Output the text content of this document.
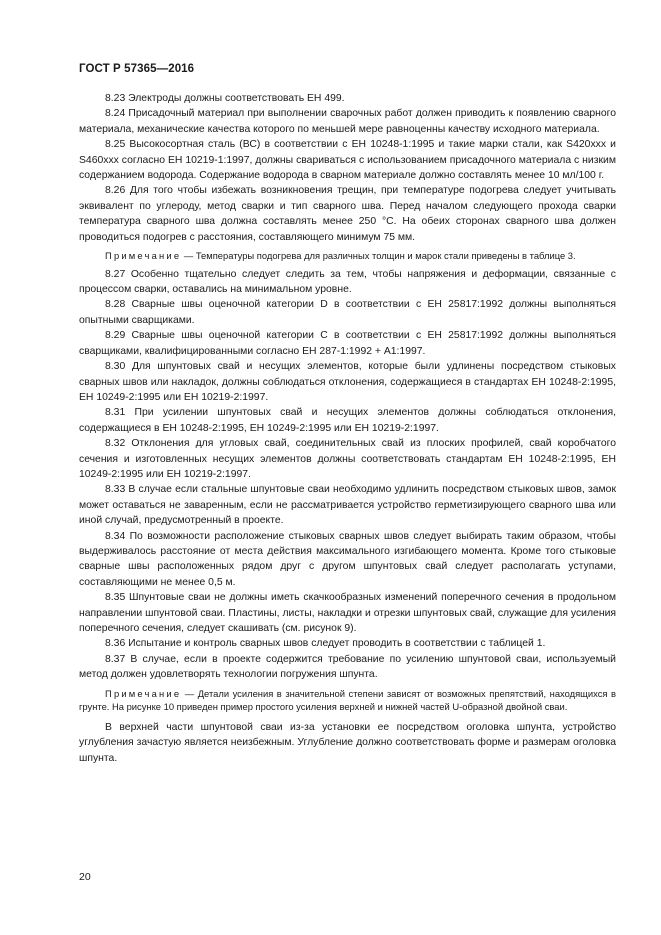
ГОСТ Р 57365—2016

8.23 Электроды должны соответствовать ЕН 499.

8.24 Присадочный материал при выполнении сварочных работ должен приводить к появлению сварного материала, механические качества которого по меньшей мере равноценны качеству исходного материала.

8.25 Высокосортная сталь (ВС) в соответствии с ЕН 10248-1:1995 и такие марки стали, как S420xxx и S460xxx согласно ЕН 10219-1:1997, должны свариваться с использованием присадочного материала с низким содержанием водорода. Содержание водорода в сварном материале должно составлять менее 10 мл/100 г.

8.26 Для того чтобы избежать возникновения трещин, при температуре подогрева следует учитывать эквивалент по углероду, метод сварки и тип сварного шва. Перед началом следующего прохода сварки температура сварного шва должна составлять менее 250 °С. На обеих сторонах сварного шва должен проводиться подогрев с расстояния, составляющего минимум 75 мм.

Примечание — Температуры подогрева для различных толщин и марок стали приведены в таблице 3.

8.27 Особенно тщательно следует следить за тем, чтобы напряжения и деформации, связанные с процессом сварки, оставались на минимальном уровне.

8.28 Сварные швы оценочной категории D в соответствии с ЕН 25817:1992 должны выполняться опытными сварщиками.

8.29 Сварные швы оценочной категории С в соответствии с ЕН 25817:1992 должны выполняться сварщиками, квалифицированными согласно ЕН 287-1:1992 + А1:1997.

8.30 Для шпунтовых свай и несущих элементов, которые были удлинены посредством стыковых сварных швов или накладок, должны соблюдаться отклонения, содержащиеся в стандартах ЕН 10248-2:1995, ЕН 10249-2:1995 или ЕН 10219-2:1997.

8.31 При усилении шпунтовых свай и несущих элементов должны соблюдаться отклонения, содержащиеся в ЕН 10248-2:1995, ЕН 10249-2:1995 или ЕН 10219-2:1997.

8.32 Отклонения для угловых свай, соединительных свай из плоских профилей, свай коробчатого сечения и изготовленных несущих элементов должны соответствовать стандартам ЕН 10248-2:1995, ЕН 10249-2:1995 или ЕН 10219-2:1997.

8.33 В случае если стальные шпунтовые сваи необходимо удлинить посредством стыковых швов, замок может оставаться не заваренным, если не рассматривается устройство герметизирующего сварного шва или иной случай, предусмотренный в проекте.

8.34 По возможности расположение стыковых сварных швов следует выбирать таким образом, чтобы выдерживалось расстояние от места действия максимального изгибающего момента. Кроме того стыковые сварные швы расположенных рядом друг с другом шпунтовых свай следует располагать уступами, составляющими не менее 0,5 м.

8.35 Шпунтовые сваи не должны иметь скачкообразных изменений поперечного сечения в продольном направлении шпунтовой сваи. Пластины, листы, накладки и отрезки шпунтовых свай, служащие для усиления поперечного сечения, следует скашивать (см. рисунок 9).

8.36 Испытание и контроль сварных швов следует проводить в соответствии с таблицей 1.

8.37 В случае, если в проекте содержится требование по усилению шпунтовой сваи, используемый метод должен удовлетворять технологии погружения шпунта.

Примечание — Детали усиления в значительной степени зависят от возможных препятствий, находящихся в грунте. На рисунке 10 приведен пример простого усиления верхней и нижней частей U-образной двойной сваи.

В верхней части шпунтовой сваи из-за установки ее посредством оголовка шпунта, устройство углубления зачастую является неизбежным. Углубление должно соответствовать форме и размерам оголовка шпунта.

20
§
> [Written exercise]:
Set down every record once more, word for word, without pictures.

> [Exercise answer]:
Output the text content of this document.
ГОСТ Р 57365—2016

8.23 Электроды должны соответствовать ЕН 499.

8.24 Присадочный материал при выполнении сварочных работ должен приводить к появлению сварного материала, механические качества которого по меньшей мере равноценны качеству исходного материала.

8.25 Высокосортная сталь (ВС) в соответствии с ЕН 10248-1:1995 и такие марки стали, как S420xxx и S460xxx согласно ЕН 10219-1:1997, должны свариваться с использованием присадочного материала с низким содержанием водорода. Содержание водорода в сварном материале должно составлять менее 10 мл/100 г.

8.26 Для того чтобы избежать возникновения трещин, при температуре подогрева следует учитывать эквивалент по углероду, метод сварки и тип сварного шва. Перед началом следующего прохода сварки температура сварного шва должна составлять менее 250 °С. На обеих сторонах сварного шва должен проводиться подогрев с расстояния, составляющего минимум 75 мм.

Примечание — Температуры подогрева для различных толщин и марок стали приведены в таблице 3.

8.27 Особенно тщательно следует следить за тем, чтобы напряжения и деформации, связанные с процессом сварки, оставались на минимальном уровне.

8.28 Сварные швы оценочной категории D в соответствии с ЕН 25817:1992 должны выполняться опытными сварщиками.

8.29 Сварные швы оценочной категории С в соответствии с ЕН 25817:1992 должны выполняться сварщиками, квалифицированными согласно ЕН 287-1:1992 + А1:1997.

8.30 Для шпунтовых свай и несущих элементов, которые были удлинены посредством стыковых сварных швов или накладок, должны соблюдаться отклонения, содержащиеся в стандартах ЕН 10248-2:1995, ЕН 10249-2:1995 или ЕН 10219-2:1997.

8.31 При усилении шпунтовых свай и несущих элементов должны соблюдаться отклонения, содержащиеся в ЕН 10248-2:1995, ЕН 10249-2:1995 или ЕН 10219-2:1997.

8.32 Отклонения для угловых свай, соединительных свай из плоских профилей, свай коробчатого сечения и изготовленных несущих элементов должны соответствовать стандартам ЕН 10248-2:1995, ЕН 10249-2:1995 или ЕН 10219-2:1997.

8.33 В случае если стальные шпунтовые сваи необходимо удлинить посредством стыковых швов, замок может оставаться не заваренным, если не рассматривается устройство герметизирующего сварного шва или иной случай, предусмотренный в проекте.

8.34 По возможности расположение стыковых сварных швов следует выбирать таким образом, чтобы выдерживалось расстояние от места действия максимального изгибающего момента. Кроме того стыковые сварные швы расположенных рядом друг с другом шпунтовых свай следует располагать уступами, составляющими не менее 0,5 м.

8.35 Шпунтовые сваи не должны иметь скачкообразных изменений поперечного сечения в продольном направлении шпунтовой сваи. Пластины, листы, накладки и отрезки шпунтовых свай, служащие для усиления поперечного сечения, следует скашивать (см. рисунок 9).

8.36 Испытание и контроль сварных швов следует проводить в соответствии с таблицей 1.

8.37 В случае, если в проекте содержится требование по усилению шпунтовой сваи, используемый метод должен удовлетворять технологии погружения шпунта.

Примечание — Детали усиления в значительной степени зависят от возможных препятствий, находящихся в грунте. На рисунке 10 приведен пример простого усиления верхней и нижней частей U-образной двойной сваи.

В верхней части шпунтовой сваи из-за установки ее посредством оголовка шпунта, устройство углубления зачастую является неизбежным. Углубление должно соответствовать форме и размерам оголовка шпунта.

20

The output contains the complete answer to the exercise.